───── Data extract ─────

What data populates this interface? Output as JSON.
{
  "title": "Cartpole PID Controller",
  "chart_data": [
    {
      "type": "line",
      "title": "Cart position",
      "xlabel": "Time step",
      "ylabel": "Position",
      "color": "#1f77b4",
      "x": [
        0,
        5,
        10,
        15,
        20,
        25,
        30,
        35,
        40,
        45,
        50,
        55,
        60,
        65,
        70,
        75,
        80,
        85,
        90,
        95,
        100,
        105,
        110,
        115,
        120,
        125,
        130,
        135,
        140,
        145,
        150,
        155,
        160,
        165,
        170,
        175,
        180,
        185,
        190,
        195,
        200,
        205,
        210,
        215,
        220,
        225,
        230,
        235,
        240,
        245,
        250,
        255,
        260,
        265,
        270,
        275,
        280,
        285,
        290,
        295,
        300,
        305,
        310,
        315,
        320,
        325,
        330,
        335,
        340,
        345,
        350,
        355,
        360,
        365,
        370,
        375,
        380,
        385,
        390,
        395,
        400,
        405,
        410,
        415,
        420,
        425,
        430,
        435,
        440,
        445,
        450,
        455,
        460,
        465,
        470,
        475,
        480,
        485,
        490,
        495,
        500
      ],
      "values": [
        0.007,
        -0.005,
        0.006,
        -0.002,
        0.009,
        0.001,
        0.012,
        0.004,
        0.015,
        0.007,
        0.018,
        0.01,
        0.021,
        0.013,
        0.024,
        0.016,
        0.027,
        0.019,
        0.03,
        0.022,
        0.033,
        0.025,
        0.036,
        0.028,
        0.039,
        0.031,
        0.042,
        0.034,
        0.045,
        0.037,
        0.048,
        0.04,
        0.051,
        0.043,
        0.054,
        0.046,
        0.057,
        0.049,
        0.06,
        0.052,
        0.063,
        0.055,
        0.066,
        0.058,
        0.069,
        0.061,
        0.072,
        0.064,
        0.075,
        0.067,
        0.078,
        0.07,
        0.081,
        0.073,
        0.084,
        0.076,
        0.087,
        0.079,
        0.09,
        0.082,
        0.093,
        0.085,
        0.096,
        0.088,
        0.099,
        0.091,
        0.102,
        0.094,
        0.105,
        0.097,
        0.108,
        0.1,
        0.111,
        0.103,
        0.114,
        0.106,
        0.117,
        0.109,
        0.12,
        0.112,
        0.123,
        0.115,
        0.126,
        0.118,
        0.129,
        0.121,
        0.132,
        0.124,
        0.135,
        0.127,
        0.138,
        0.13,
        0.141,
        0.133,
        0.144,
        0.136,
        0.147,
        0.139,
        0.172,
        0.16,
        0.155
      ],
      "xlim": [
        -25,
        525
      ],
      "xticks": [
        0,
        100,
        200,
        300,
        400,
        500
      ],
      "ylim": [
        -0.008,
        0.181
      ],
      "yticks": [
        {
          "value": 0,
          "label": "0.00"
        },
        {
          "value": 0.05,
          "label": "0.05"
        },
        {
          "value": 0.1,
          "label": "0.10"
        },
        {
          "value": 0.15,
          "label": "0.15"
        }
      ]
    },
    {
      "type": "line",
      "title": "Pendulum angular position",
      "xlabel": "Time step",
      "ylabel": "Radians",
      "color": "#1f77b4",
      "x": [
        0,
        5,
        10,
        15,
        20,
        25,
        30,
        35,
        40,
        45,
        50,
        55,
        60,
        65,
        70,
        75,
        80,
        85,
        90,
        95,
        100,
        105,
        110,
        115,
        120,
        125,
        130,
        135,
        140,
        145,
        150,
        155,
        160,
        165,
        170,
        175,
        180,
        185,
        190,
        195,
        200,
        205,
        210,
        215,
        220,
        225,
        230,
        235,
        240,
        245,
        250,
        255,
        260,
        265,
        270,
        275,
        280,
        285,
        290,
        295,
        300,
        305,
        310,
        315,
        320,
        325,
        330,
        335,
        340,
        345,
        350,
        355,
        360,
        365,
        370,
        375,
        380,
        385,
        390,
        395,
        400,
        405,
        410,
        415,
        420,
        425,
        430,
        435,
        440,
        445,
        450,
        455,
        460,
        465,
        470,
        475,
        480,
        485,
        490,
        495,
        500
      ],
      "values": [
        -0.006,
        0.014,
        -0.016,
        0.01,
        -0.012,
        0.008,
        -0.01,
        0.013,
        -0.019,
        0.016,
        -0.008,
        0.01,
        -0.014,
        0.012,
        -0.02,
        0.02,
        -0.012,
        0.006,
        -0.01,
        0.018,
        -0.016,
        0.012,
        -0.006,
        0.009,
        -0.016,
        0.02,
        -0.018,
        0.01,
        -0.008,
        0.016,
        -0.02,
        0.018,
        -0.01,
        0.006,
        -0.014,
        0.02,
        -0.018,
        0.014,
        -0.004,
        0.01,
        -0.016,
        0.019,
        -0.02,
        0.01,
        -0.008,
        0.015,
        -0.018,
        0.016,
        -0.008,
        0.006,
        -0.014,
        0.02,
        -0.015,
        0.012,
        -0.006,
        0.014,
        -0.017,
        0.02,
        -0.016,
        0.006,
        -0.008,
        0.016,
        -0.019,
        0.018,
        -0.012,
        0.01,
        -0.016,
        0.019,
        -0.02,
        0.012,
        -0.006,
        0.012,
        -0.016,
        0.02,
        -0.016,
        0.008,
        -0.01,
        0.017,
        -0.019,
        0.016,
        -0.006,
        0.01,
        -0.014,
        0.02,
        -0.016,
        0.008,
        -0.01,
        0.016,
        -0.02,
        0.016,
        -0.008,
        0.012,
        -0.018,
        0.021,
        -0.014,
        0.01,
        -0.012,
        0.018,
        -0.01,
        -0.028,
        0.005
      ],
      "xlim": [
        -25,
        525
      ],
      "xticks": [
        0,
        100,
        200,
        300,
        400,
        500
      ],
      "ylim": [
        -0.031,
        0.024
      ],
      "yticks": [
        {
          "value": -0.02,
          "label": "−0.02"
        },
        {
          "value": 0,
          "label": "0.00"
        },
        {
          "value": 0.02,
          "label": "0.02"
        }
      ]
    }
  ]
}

─────

Stated goal
All of the records must be retyped exactly as they are.

Response for this exercise
What data populates this interface? Output as JSON.
{
  "title": "Cartpole PID Controller",
  "chart_data": [
    {
      "type": "line",
      "title": "Cart position",
      "xlabel": "Time step",
      "ylabel": "Position",
      "color": "#1f77b4",
      "x": [
        0,
        5,
        10,
        15,
        20,
        25,
        30,
        35,
        40,
        45,
        50,
        55,
        60,
        65,
        70,
        75,
        80,
        85,
        90,
        95,
        100,
        105,
        110,
        115,
        120,
        125,
        130,
        135,
        140,
        145,
        150,
        155,
        160,
        165,
        170,
        175,
        180,
        185,
        190,
        195,
        200,
        205,
        210,
        215,
        220,
        225,
        230,
        235,
        240,
        245,
        250,
        255,
        260,
        265,
        270,
        275,
        280,
        285,
        290,
        295,
        300,
        305,
        310,
        315,
        320,
        325,
        330,
        335,
        340,
        345,
        350,
        355,
        360,
        365,
        370,
        375,
        380,
        385,
        390,
        395,
        400,
        405,
        410,
        415,
        420,
        425,
        430,
        435,
        440,
        445,
        450,
        455,
        460,
        465,
        470,
        475,
        480,
        485,
        490,
        495,
        500
      ],
      "values": [
        0.007,
        -0.005,
        0.006,
        -0.002,
        0.009,
        0.001,
        0.012,
        0.004,
        0.015,
        0.007,
        0.018,
        0.01,
        0.021,
        0.013,
        0.024,
        0.016,
        0.027,
        0.019,
        0.03,
        0.022,
        0.033,
        0.025,
        0.036,
        0.028,
        0.039,
        0.031,
        0.042,
        0.034,
        0.045,
        0.037,
        0.048,
        0.04,
        0.051,
        0.043,
        0.054,
        0.046,
        0.057,
        0.049,
        0.06,
        0.052,
        0.063,
        0.055,
        0.066,
        0.058,
        0.069,
        0.061,
        0.072,
        0.064,
        0.075,
        0.067,
        0.078,
        0.07,
        0.081,
        0.073,
        0.084,
        0.076,
        0.087,
        0.079,
        0.09,
        0.082,
        0.093,
        0.085,
        0.096,
        0.088,
        0.099,
        0.091,
        0.102,
        0.094,
        0.105,
        0.097,
        0.108,
        0.1,
        0.111,
        0.103,
        0.114,
        0.106,
        0.117,
        0.109,
        0.12,
        0.112,
        0.123,
        0.115,
        0.126,
        0.118,
        0.129,
        0.121,
        0.132,
        0.124,
        0.135,
        0.127,
        0.138,
        0.13,
        0.141,
        0.133,
        0.144,
        0.136,
        0.147,
        0.139,
        0.172,
        0.16,
        0.155
      ],
      "xlim": [
        -25,
        525
      ],
      "xticks": [
        0,
        100,
        200,
        300,
        400,
        500
      ],
      "ylim": [
        -0.008,
        0.181
      ],
      "yticks": [
        {
          "value": 0,
          "label": "0.00"
        },
        {
          "value": 0.05,
          "label": "0.05"
        },
        {
          "value": 0.1,
          "label": "0.10"
        },
        {
          "value": 0.15,
          "label": "0.15"
        }
      ]
    },
    {
      "type": "line",
      "title": "Pendulum angular position",
      "xlabel": "Time step",
      "ylabel": "Radians",
      "color": "#1f77b4",
      "x": [
        0,
        5,
        10,
        15,
        20,
        25,
        30,
        35,
        40,
        45,
        50,
        55,
        60,
        65,
        70,
        75,
        80,
        85,
        90,
        95,
        100,
        105,
        110,
        115,
        120,
        125,
        130,
        135,
        140,
        145,
        150,
        155,
        160,
        165,
        170,
        175,
        180,
        185,
        190,
        195,
        200,
        205,
        210,
        215,
        220,
        225,
        230,
        235,
        240,
        245,
        250,
        255,
        260,
        265,
        270,
        275,
        280,
        285,
        290,
        295,
        300,
        305,
        310,
        315,
        320,
        325,
        330,
        335,
        340,
        345,
        350,
        355,
        360,
        365,
        370,
        375,
        380,
        385,
        390,
        395,
        400,
        405,
        410,
        415,
        420,
        425,
        430,
        435,
        440,
        445,
        450,
        455,
        460,
        465,
        470,
        475,
        480,
        485,
        490,
        495,
        500
      ],
      "values": [
        -0.006,
        0.014,
        -0.016,
        0.01,
        -0.012,
        0.008,
        -0.01,
        0.013,
        -0.019,
        0.016,
        -0.008,
        0.01,
        -0.014,
        0.012,
        -0.02,
        0.02,
        -0.012,
        0.006,
        -0.01,
        0.018,
        -0.016,
        0.012,
        -0.006,
        0.009,
        -0.016,
        0.02,
        -0.018,
        0.01,
        -0.008,
        0.016,
        -0.02,
        0.018,
        -0.01,
        0.006,
        -0.014,
        0.02,
        -0.018,
        0.014,
        -0.004,
        0.01,
        -0.016,
        0.019,
        -0.02,
        0.01,
        -0.008,
        0.015,
        -0.018,
        0.016,
        -0.008,
        0.006,
        -0.014,
        0.02,
        -0.015,
        0.012,
        -0.006,
        0.014,
        -0.017,
        0.02,
        -0.016,
        0.006,
        -0.008,
        0.016,
        -0.019,
        0.018,
        -0.012,
        0.01,
        -0.016,
        0.019,
        -0.02,
        0.012,
        -0.006,
        0.012,
        -0.016,
        0.02,
        -0.016,
        0.008,
        -0.01,
        0.017,
        -0.019,
        0.016,
        -0.006,
        0.01,
        -0.014,
        0.02,
        -0.016,
        0.008,
        -0.01,
        0.016,
        -0.02,
        0.016,
        -0.008,
        0.012,
        -0.018,
        0.021,
        -0.014,
        0.01,
        -0.012,
        0.018,
        -0.01,
        -0.028,
        0.005
      ],
      "xlim": [
        -25,
        525
      ],
      "xticks": [
        0,
        100,
        200,
        300,
        400,
        500
      ],
      "ylim": [
        -0.031,
        0.024
      ],
      "yticks": [
        {
          "value": -0.02,
          "label": "−0.02"
        },
        {
          "value": 0,
          "label": "0.00"
        },
        {
          "value": 0.02,
          "label": "0.02"
        }
      ]
    }
  ]
}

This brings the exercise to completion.